*GIVEN DATA*:
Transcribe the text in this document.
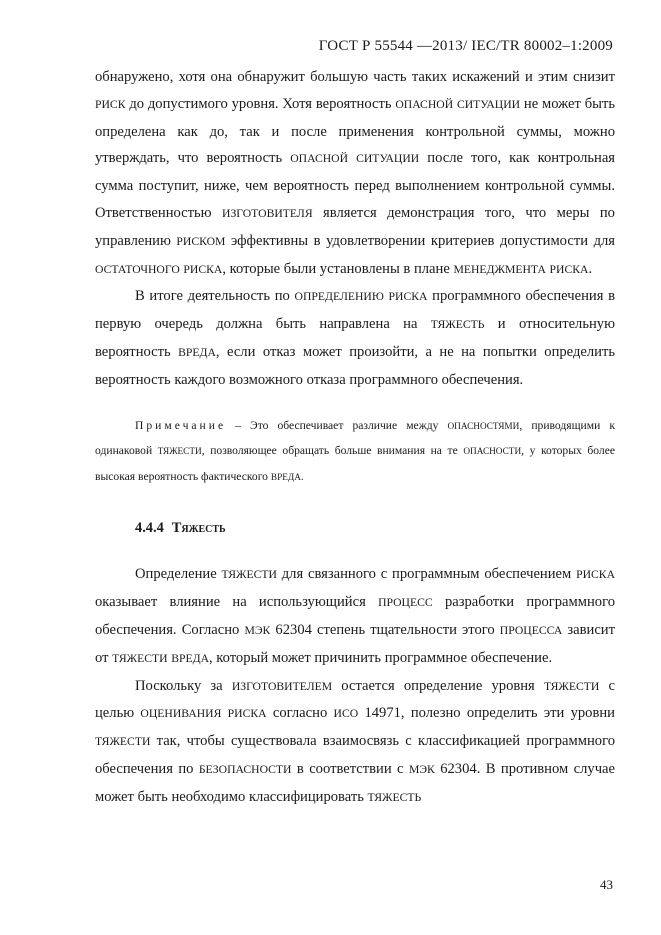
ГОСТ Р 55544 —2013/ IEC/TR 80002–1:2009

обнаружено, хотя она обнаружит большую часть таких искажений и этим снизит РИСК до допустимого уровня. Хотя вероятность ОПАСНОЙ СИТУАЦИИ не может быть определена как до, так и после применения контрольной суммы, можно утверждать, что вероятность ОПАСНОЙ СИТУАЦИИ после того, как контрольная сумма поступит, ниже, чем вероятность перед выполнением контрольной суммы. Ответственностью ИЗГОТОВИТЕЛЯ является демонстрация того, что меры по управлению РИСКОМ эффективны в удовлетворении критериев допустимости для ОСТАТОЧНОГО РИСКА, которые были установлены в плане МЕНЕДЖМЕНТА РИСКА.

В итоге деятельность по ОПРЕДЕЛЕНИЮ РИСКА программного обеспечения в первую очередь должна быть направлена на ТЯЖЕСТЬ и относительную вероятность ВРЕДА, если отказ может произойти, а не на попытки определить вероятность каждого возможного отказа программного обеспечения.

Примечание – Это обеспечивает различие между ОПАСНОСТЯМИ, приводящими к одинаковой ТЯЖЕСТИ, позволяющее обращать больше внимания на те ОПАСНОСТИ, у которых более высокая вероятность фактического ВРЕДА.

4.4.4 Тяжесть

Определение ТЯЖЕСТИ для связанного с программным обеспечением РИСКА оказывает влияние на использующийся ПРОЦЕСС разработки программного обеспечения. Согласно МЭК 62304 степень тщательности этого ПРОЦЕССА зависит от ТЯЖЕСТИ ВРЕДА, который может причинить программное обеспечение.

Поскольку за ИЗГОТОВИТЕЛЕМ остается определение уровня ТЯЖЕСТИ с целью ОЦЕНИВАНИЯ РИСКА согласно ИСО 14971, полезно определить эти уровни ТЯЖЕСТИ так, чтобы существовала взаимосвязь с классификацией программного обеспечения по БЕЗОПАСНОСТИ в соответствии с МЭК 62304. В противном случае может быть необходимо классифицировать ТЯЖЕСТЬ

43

*WHAT THIS TASK INVOLVES*: Quote everything in the listing above exactly; pictures are the only thing to omit.

*RESULT OF THE TASK*:
Transcribe the text in this document.
ГОСТ Р 55544 —2013/ IEC/TR 80002–1:2009

обнаружено, хотя она обнаружит большую часть таких искажений и этим снизит РИСК до допустимого уровня. Хотя вероятность ОПАСНОЙ СИТУАЦИИ не может быть определена как до, так и после применения контрольной суммы, можно утверждать, что вероятность ОПАСНОЙ СИТУАЦИИ после того, как контрольная сумма поступит, ниже, чем вероятность перед выполнением контрольной суммы. Ответственностью ИЗГОТОВИТЕЛЯ является демонстрация того, что меры по управлению РИСКОМ эффективны в удовлетворении критериев допустимости для ОСТАТОЧНОГО РИСКА, которые были установлены в плане МЕНЕДЖМЕНТА РИСКА.

В итоге деятельность по ОПРЕДЕЛЕНИЮ РИСКА программного обеспечения в первую очередь должна быть направлена на ТЯЖЕСТЬ и относительную вероятность ВРЕДА, если отказ может произойти, а не на попытки определить вероятность каждого возможного отказа программного обеспечения.

Примечание – Это обеспечивает различие между ОПАСНОСТЯМИ, приводящими к одинаковой ТЯЖЕСТИ, позволяющее обращать больше внимания на те ОПАСНОСТИ, у которых более высокая вероятность фактического ВРЕДА.

4.4.4 Тяжесть

Определение ТЯЖЕСТИ для связанного с программным обеспечением РИСКА оказывает влияние на использующийся ПРОЦЕСС разработки программного обеспечения. Согласно МЭК 62304 степень тщательности этого ПРОЦЕССА зависит от ТЯЖЕСТИ ВРЕДА, который может причинить программное обеспечение.

Поскольку за ИЗГОТОВИТЕЛЕМ остается определение уровня ТЯЖЕСТИ с целью ОЦЕНИВАНИЯ РИСКА согласно ИСО 14971, полезно определить эти уровни ТЯЖЕСТИ так, чтобы существовала взаимосвязь с классификацией программного обеспечения по БЕЗОПАСНОСТИ в соответствии с МЭК 62304. В противном случае может быть необходимо классифицировать ТЯЖЕСТЬ

43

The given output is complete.